= Task instructions =
Don't copy the pictures; return every other part of the records exactly.

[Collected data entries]
□ □ □ □ □ □ □

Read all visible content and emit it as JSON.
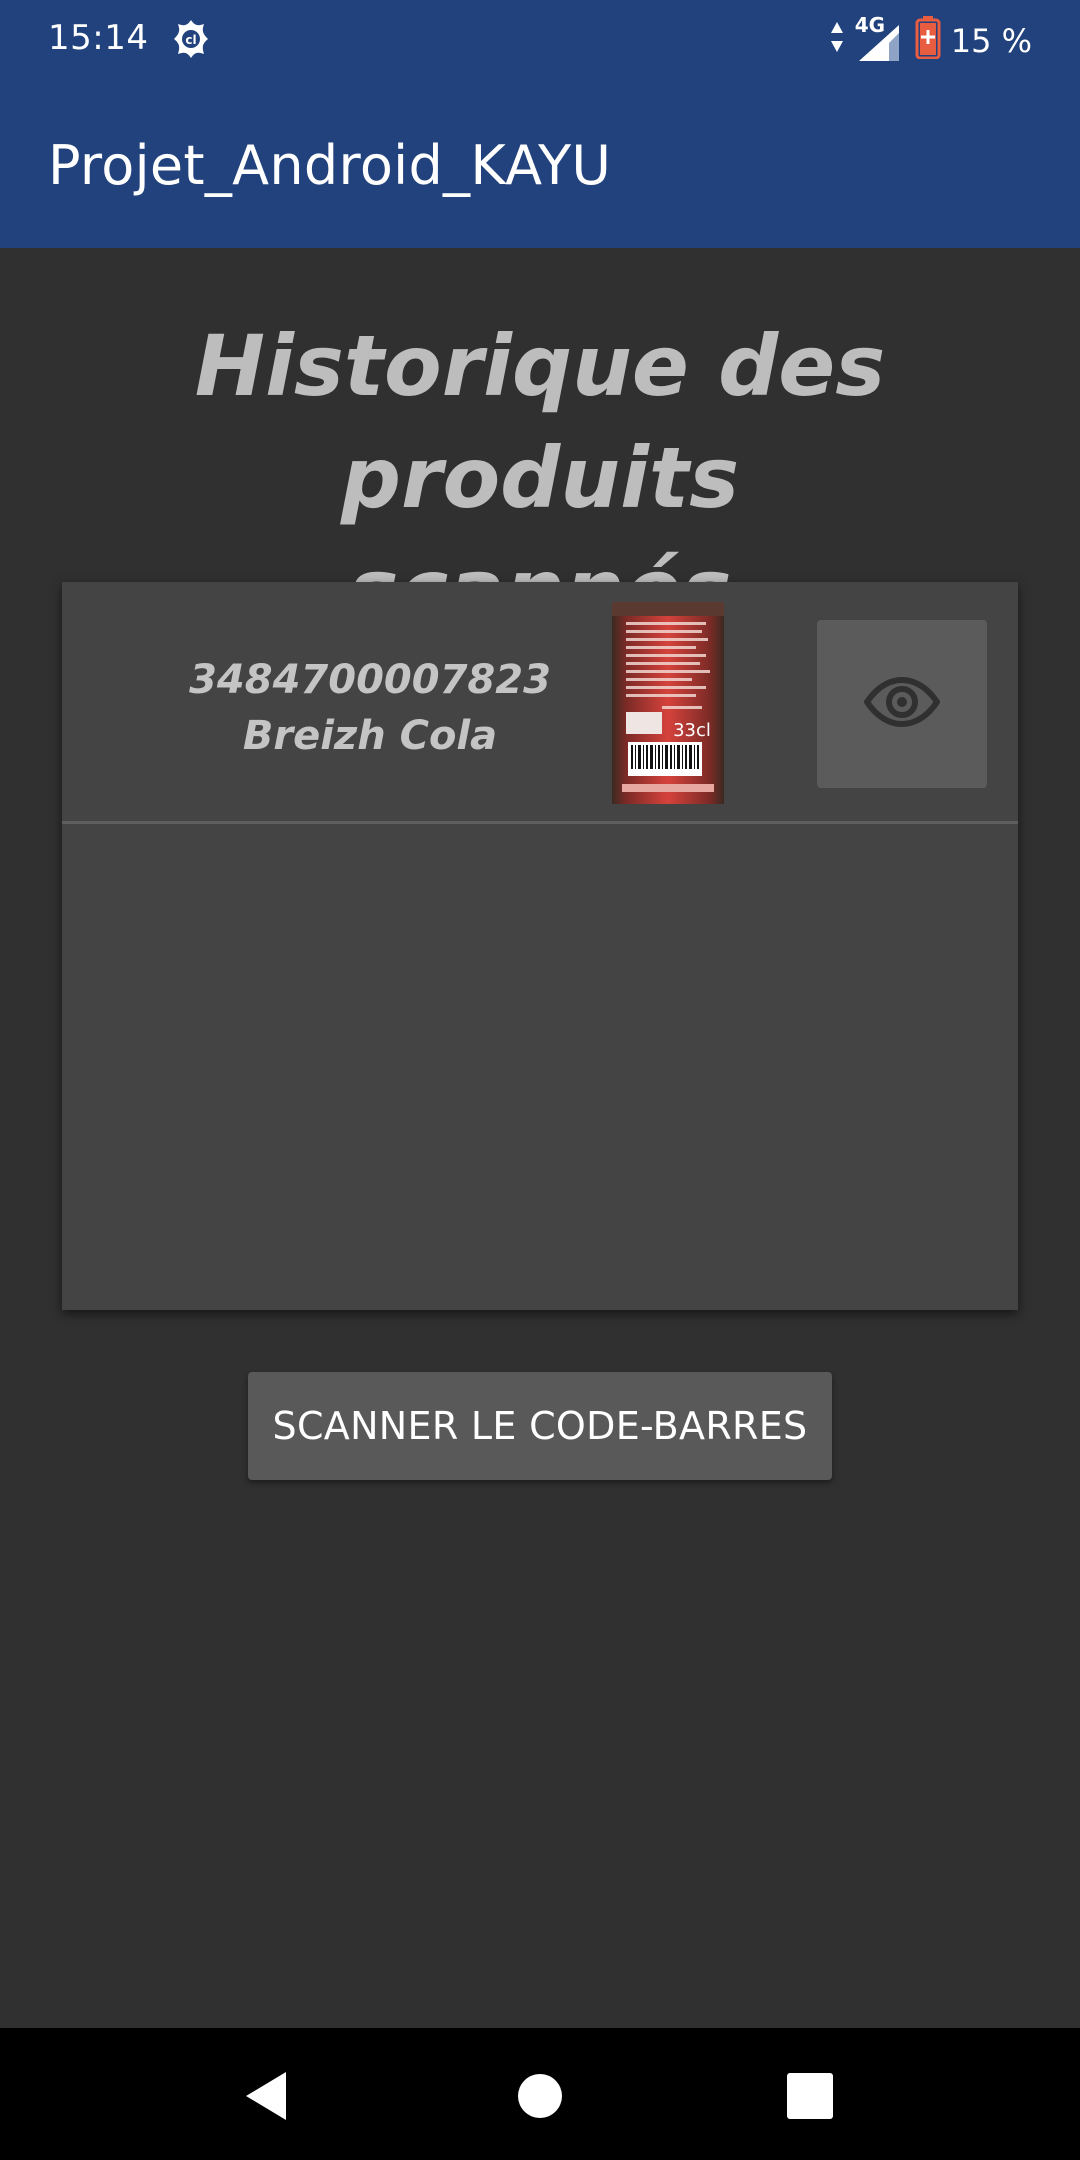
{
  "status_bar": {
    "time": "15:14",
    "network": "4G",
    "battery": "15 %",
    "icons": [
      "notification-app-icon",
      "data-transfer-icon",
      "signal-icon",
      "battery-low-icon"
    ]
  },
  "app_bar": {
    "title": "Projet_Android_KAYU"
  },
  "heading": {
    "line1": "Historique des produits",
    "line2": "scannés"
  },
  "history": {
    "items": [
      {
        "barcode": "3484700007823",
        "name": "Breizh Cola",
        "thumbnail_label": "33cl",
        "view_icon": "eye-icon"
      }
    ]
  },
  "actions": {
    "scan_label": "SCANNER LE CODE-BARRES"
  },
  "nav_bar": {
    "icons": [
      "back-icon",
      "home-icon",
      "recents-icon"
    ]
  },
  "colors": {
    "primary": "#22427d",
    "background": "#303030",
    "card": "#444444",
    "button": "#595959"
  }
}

□ □ □ □ □ □ □

= Solved problem =
Read all visible content and emit it as JSON.
{
  "status_bar": {
    "time": "15:14",
    "network": "4G",
    "battery": "15 %",
    "icons": [
      "notification-app-icon",
      "data-transfer-icon",
      "signal-icon",
      "battery-low-icon"
    ]
  },
  "app_bar": {
    "title": "Projet_Android_KAYU"
  },
  "heading": {
    "line1": "Historique des produits",
    "line2": "scannés"
  },
  "history": {
    "items": [
      {
        "barcode": "3484700007823",
        "name": "Breizh Cola",
        "thumbnail_label": "33cl",
        "view_icon": "eye-icon"
      }
    ]
  },
  "actions": {
    "scan_label": "SCANNER LE CODE-BARRES"
  },
  "nav_bar": {
    "icons": [
      "back-icon",
      "home-icon",
      "recents-icon"
    ]
  },
  "colors": {
    "primary": "#22427d",
    "background": "#303030",
    "card": "#444444",
    "button": "#595959"
  }
}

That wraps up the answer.